INFORMATION SHOWN:
■ ■ ■ ■ ■ ■ ■
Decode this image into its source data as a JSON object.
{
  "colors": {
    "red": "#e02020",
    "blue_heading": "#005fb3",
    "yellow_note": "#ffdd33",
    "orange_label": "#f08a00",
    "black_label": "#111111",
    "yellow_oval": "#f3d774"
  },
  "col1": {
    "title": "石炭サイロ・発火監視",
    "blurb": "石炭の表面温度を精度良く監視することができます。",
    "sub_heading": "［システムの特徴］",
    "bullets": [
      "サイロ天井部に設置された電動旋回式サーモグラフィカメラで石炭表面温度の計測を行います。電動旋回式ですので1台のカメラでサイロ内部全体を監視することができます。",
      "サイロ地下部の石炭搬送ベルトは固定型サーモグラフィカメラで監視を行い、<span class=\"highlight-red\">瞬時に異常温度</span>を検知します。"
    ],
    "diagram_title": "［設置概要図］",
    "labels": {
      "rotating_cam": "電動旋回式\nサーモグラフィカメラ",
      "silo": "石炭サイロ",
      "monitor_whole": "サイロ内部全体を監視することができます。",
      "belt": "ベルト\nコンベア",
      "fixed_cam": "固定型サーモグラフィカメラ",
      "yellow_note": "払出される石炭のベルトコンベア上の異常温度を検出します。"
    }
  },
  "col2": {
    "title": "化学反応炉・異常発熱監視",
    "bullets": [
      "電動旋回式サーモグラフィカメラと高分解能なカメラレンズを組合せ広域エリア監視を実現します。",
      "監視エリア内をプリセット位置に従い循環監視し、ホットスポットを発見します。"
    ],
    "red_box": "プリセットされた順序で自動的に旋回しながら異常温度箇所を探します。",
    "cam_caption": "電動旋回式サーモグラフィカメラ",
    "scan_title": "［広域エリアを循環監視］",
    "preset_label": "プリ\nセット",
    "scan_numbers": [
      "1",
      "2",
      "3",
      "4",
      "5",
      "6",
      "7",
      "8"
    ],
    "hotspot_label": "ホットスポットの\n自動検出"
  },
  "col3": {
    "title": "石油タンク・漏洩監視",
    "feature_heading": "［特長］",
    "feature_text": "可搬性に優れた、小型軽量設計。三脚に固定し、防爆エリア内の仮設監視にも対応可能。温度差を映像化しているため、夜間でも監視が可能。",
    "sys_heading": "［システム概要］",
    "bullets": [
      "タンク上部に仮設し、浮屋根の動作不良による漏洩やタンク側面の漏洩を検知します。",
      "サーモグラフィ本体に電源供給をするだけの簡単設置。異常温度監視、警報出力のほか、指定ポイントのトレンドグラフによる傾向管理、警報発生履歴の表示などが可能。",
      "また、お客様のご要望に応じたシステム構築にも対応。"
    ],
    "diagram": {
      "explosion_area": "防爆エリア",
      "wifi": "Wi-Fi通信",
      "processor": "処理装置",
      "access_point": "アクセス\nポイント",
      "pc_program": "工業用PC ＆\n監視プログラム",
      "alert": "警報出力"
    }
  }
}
■ ■ ■ ■ ■ ■ ■
Please repeat all the records above exactly as they appear.

Decode this image into its source data as a JSON object.
{
  "colors": {
    "red": "#e02020",
    "blue_heading": "#005fb3",
    "yellow_note": "#ffdd33",
    "orange_label": "#f08a00",
    "black_label": "#111111",
    "yellow_oval": "#f3d774"
  },
  "col1": {
    "title": "石炭サイロ・発火監視",
    "blurb": "石炭の表面温度を精度良く監視することができます。",
    "sub_heading": "［システムの特徴］",
    "bullets": [
      "サイロ天井部に設置された電動旋回式サーモグラフィカメラで石炭表面温度の計測を行います。電動旋回式ですので1台のカメラでサイロ内部全体を監視することができます。",
      "サイロ地下部の石炭搬送ベルトは固定型サーモグラフィカメラで監視を行い、<span class=\"highlight-red\">瞬時に異常温度</span>を検知します。"
    ],
    "diagram_title": "［設置概要図］",
    "labels": {
      "rotating_cam": "電動旋回式\nサーモグラフィカメラ",
      "silo": "石炭サイロ",
      "monitor_whole": "サイロ内部全体を監視することができます。",
      "belt": "ベルト\nコンベア",
      "fixed_cam": "固定型サーモグラフィカメラ",
      "yellow_note": "払出される石炭のベルトコンベア上の異常温度を検出します。"
    }
  },
  "col2": {
    "title": "化学反応炉・異常発熱監視",
    "bullets": [
      "電動旋回式サーモグラフィカメラと高分解能なカメラレンズを組合せ広域エリア監視を実現します。",
      "監視エリア内をプリセット位置に従い循環監視し、ホットスポットを発見します。"
    ],
    "red_box": "プリセットされた順序で自動的に旋回しながら異常温度箇所を探します。",
    "cam_caption": "電動旋回式サーモグラフィカメラ",
    "scan_title": "［広域エリアを循環監視］",
    "preset_label": "プリ\nセット",
    "scan_numbers": [
      "1",
      "2",
      "3",
      "4",
      "5",
      "6",
      "7",
      "8"
    ],
    "hotspot_label": "ホットスポットの\n自動検出"
  },
  "col3": {
    "title": "石油タンク・漏洩監視",
    "feature_heading": "［特長］",
    "feature_text": "可搬性に優れた、小型軽量設計。三脚に固定し、防爆エリア内の仮設監視にも対応可能。温度差を映像化しているため、夜間でも監視が可能。",
    "sys_heading": "［システム概要］",
    "bullets": [
      "タンク上部に仮設し、浮屋根の動作不良による漏洩やタンク側面の漏洩を検知します。",
      "サーモグラフィ本体に電源供給をするだけの簡単設置。異常温度監視、警報出力のほか、指定ポイントのトレンドグラフによる傾向管理、警報発生履歴の表示などが可能。",
      "また、お客様のご要望に応じたシステム構築にも対応。"
    ],
    "diagram": {
      "explosion_area": "防爆エリア",
      "wifi": "Wi-Fi通信",
      "processor": "処理装置",
      "access_point": "アクセス\nポイント",
      "pc_program": "工業用PC ＆\n監視プログラム",
      "alert": "警報出力"
    }
  }
}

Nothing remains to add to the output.